* What this exercise asks:
(A) Return the passage of the blog excerpt from "Callout quotes are" up to and including "Davis (modernist painter)" word for word.
(B) According to the blog excerpt, where did E.B. White store his journals?
(C) Translate this sentence from the blog excerpt into Spanish: "The Morgan's diary exhibit offers a wonderful selection of diaries out of the time warp, from Tennessee Williams to Rousseau."

As we drove home to Mamaroneck, we passed the site of the 1964/65 World's Fair, in Flushing, and its landmark Unisphere, a 12-story steel model of the Earth that was built to herald the space age. To me, as a toddler, it had been a "giant meatball." Steve, as a film-camera–obsessed adolescent, took wonderful footage of the fair, which you can see here. (He recently had his old films converted into digital, so we've only begun to be able to watch these old movies. Thus, I discovered just last week that not only did he attend the famous march on Washington as a young college student during the Vietnam War—had he never told me that??—but he had filmed it—and there it was, with him in it.)


April 2011

The Morgan Library & Museum has always been a magical place to me—that midtown Manhattan bastion of historical manuscripts, fine art, and ancient treasures. I hadn't been there in umpteen years, so I thought I'd check in, post 2010 renovation (theirs, not mine). I quickly ran over there after work—they're open late on Friday nights—partly to check out their current "Diary: Three Centuries of Private Lives" exhibit.

What do you do with your old diaries? If you're me, they molder away in a cardboard storage box. I've never known what do with them. On the one hand, I wouldn't want anyone reading them (hence, the hand-drawn skull and crossbones and "KEEP OUT" on the box—yeah, that'll scare them away). On the other, I might someday want to know what I was doing or thinking when I was 12, 22, or 32 (that's about as far as it went). Should I put them in a time capsule?

skull and crossbones

The Morgan's diary exhibit offers a wonderful selection of diaries out of the time warp, from Tennessee Williams to Rousseau. A page from an interview with E.B. White was gratifying to read: his journals, stored in "two-thirds of a whisky carton," are "full of rubbish" but sometimes "manage to report something in exquisite honesty and accuracy. This is why I have refrained from burning them." Also: "I do not hope to publish them, but I would like to get a little mileage out of them." I hear you, E.B. Elsewhere in the exhibit, you see how his childhood diary helps inspire his book The Trumpet of the Swan. Beautiful, simple.

Callout quotes are stenciled on the wall:

"There are two things in the world—life and death. 'Art' is life. 'Not art' is death."

—Stuart Davis (modernist painter)

We see Steinbeck mapping out his thoughts about The Grapes of Wrath; Einstein ("I keep coming back to this theory . . ."); Charlotte Brontë ("There is only one person in this house worthy of being liked"). Diaries shared between two people (eg, mother/daughter); diaries meant to be shared with anyone; and diaries guarded via various forms of encryption (including one with a passage written out in "mirror image"—cool). With some of their handwriting, who needs encryption?

(Interesting poetry note: I had forgotten that Elizabeth Barrett Browning's Sonnets from the Portuguese were so titled to disguise them as a translation, to guard her and her husband's privacy. She wrote the sonnets during their courtship, but she didn't show hubby the book until after they were married. Incidentally, she self-published her first book of poetry.)

(Document structure recognition data)

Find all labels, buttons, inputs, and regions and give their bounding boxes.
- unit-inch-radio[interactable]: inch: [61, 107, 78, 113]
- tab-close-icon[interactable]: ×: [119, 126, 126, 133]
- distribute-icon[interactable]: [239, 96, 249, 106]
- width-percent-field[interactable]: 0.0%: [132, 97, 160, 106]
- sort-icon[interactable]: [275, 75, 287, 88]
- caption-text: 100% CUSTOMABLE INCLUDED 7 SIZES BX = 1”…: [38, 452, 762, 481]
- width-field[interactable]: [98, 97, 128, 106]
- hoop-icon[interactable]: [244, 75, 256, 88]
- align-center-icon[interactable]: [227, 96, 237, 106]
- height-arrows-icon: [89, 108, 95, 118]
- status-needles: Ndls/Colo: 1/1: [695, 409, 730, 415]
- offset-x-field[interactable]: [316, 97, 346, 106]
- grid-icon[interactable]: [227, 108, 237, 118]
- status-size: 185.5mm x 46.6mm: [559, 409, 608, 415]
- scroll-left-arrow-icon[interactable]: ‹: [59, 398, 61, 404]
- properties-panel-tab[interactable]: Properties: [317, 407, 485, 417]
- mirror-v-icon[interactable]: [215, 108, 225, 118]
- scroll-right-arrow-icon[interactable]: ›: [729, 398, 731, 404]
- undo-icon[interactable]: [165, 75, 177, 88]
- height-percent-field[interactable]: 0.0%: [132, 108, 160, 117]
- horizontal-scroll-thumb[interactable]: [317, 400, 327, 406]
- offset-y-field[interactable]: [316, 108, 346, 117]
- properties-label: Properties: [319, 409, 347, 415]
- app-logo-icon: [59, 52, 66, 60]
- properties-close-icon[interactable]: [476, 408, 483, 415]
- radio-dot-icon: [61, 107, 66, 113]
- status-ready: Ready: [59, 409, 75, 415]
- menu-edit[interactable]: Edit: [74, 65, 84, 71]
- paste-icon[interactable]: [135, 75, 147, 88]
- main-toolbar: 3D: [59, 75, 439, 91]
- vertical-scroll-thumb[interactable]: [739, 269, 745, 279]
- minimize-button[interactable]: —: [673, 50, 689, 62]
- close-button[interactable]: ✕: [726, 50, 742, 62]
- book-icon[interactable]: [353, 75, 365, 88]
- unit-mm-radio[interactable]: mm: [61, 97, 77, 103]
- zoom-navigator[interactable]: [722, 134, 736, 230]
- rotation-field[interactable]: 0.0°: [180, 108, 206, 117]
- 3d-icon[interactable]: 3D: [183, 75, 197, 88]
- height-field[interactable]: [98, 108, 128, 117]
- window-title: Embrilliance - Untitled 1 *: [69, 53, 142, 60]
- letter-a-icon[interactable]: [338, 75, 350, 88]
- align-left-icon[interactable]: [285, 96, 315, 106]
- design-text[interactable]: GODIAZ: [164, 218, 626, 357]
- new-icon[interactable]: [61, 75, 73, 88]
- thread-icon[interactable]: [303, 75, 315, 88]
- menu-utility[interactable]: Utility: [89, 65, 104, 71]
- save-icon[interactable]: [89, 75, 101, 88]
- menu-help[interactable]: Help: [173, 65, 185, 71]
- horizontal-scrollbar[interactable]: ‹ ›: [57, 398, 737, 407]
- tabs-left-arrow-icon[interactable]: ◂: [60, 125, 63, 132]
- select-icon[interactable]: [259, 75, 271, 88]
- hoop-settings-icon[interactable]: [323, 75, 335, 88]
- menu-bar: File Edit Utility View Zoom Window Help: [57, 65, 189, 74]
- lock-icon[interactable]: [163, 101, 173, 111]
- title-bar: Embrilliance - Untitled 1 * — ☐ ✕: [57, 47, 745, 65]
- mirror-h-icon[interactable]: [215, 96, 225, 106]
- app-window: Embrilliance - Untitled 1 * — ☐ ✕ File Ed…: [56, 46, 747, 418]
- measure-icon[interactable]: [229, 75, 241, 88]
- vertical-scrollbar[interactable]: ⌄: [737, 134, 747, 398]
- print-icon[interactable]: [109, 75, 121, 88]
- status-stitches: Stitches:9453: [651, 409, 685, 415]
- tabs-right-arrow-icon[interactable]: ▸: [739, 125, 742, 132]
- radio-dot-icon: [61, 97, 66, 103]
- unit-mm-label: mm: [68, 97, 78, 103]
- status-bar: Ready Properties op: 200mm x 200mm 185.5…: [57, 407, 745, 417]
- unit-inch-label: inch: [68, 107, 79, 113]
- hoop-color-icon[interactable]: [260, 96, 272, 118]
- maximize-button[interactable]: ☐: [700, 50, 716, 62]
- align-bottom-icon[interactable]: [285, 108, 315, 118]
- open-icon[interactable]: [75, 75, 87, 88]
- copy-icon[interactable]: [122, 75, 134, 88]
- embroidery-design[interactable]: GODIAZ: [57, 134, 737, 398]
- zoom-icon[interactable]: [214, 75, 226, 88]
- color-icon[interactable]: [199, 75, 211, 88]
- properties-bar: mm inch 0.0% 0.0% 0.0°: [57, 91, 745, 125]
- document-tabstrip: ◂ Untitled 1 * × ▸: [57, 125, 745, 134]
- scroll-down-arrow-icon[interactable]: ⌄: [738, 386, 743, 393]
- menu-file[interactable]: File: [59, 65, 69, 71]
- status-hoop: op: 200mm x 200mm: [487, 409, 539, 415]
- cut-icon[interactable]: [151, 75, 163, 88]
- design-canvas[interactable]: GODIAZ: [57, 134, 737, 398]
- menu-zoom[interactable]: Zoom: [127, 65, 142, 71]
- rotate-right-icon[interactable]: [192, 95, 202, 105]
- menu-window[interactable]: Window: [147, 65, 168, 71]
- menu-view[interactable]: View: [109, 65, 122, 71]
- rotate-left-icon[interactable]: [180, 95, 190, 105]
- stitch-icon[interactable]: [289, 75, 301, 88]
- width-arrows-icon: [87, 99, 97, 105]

* Solutions to the problems:
(A)
Callout quotes are stenciled on the wall:

"There are two things in the world—life and death. 'Art' is life. 'Not art' is death."

—Stuart Davis (modernist painter)

(B) In "two-thirds of a whisky carton."

(C) La exposición de diarios del Morgan ofrece una maravillosa selección de diarios sacados del túnel del tiempo, desde Tennessee Williams hasta Rousseau.